■ Written problem
In the data below, find every line that has the string "части", and copy it.

■ Extracted material
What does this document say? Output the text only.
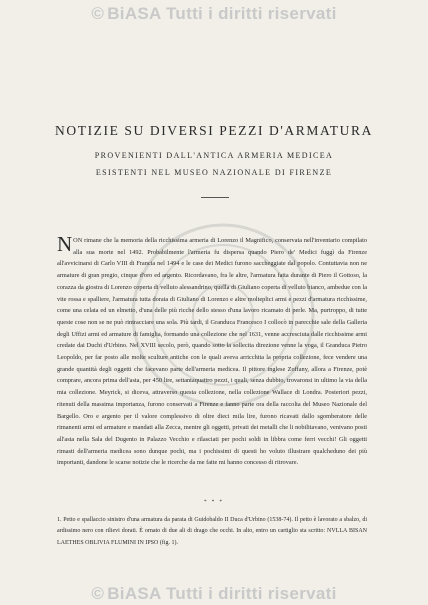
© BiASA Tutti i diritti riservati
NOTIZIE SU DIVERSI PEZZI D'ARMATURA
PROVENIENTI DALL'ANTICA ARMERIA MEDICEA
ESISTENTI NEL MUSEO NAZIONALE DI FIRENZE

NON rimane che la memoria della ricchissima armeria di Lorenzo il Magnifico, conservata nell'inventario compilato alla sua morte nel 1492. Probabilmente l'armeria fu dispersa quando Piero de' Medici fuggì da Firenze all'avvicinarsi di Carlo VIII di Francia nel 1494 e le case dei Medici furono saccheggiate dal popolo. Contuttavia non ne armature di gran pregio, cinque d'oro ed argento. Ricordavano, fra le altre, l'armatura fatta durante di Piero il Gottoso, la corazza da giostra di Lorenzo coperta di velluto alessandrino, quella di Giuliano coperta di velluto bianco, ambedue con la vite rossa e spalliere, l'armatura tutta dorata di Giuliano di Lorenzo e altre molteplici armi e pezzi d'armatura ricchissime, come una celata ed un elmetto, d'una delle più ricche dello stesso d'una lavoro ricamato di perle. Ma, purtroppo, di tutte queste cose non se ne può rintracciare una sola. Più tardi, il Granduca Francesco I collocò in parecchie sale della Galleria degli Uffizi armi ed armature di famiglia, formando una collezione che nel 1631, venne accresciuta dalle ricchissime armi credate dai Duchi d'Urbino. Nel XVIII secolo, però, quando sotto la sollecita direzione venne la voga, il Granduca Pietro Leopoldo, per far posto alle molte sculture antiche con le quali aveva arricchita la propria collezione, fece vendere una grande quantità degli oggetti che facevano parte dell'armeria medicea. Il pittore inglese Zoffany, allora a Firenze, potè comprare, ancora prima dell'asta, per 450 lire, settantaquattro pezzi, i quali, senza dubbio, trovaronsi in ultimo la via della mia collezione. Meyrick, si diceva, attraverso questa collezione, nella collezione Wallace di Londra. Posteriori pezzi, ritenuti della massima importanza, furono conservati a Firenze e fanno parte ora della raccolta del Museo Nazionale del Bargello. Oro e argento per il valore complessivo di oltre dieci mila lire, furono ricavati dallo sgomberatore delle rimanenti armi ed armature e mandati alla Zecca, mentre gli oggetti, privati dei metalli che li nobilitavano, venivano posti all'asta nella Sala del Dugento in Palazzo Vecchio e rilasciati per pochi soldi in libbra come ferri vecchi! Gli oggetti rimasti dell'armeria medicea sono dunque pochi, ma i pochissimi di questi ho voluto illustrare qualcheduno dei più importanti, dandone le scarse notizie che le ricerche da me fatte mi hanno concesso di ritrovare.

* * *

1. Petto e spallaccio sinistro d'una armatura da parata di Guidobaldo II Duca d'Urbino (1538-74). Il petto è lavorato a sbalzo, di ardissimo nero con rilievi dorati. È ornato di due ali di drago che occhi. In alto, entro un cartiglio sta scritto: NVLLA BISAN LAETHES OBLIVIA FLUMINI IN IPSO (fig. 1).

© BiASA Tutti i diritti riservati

...

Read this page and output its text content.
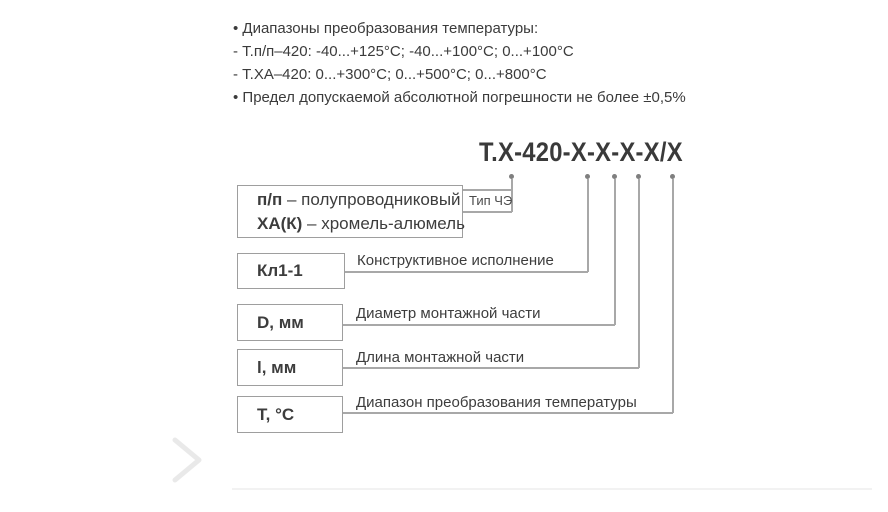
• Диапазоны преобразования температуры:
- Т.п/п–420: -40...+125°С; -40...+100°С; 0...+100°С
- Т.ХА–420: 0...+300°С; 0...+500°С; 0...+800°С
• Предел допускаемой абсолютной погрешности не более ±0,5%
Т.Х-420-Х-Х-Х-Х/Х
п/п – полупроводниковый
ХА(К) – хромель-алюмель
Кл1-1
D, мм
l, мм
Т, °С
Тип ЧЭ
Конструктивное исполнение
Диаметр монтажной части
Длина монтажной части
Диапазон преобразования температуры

■ Result of this exercise
Диаметр монтажной части
Длина монтажной части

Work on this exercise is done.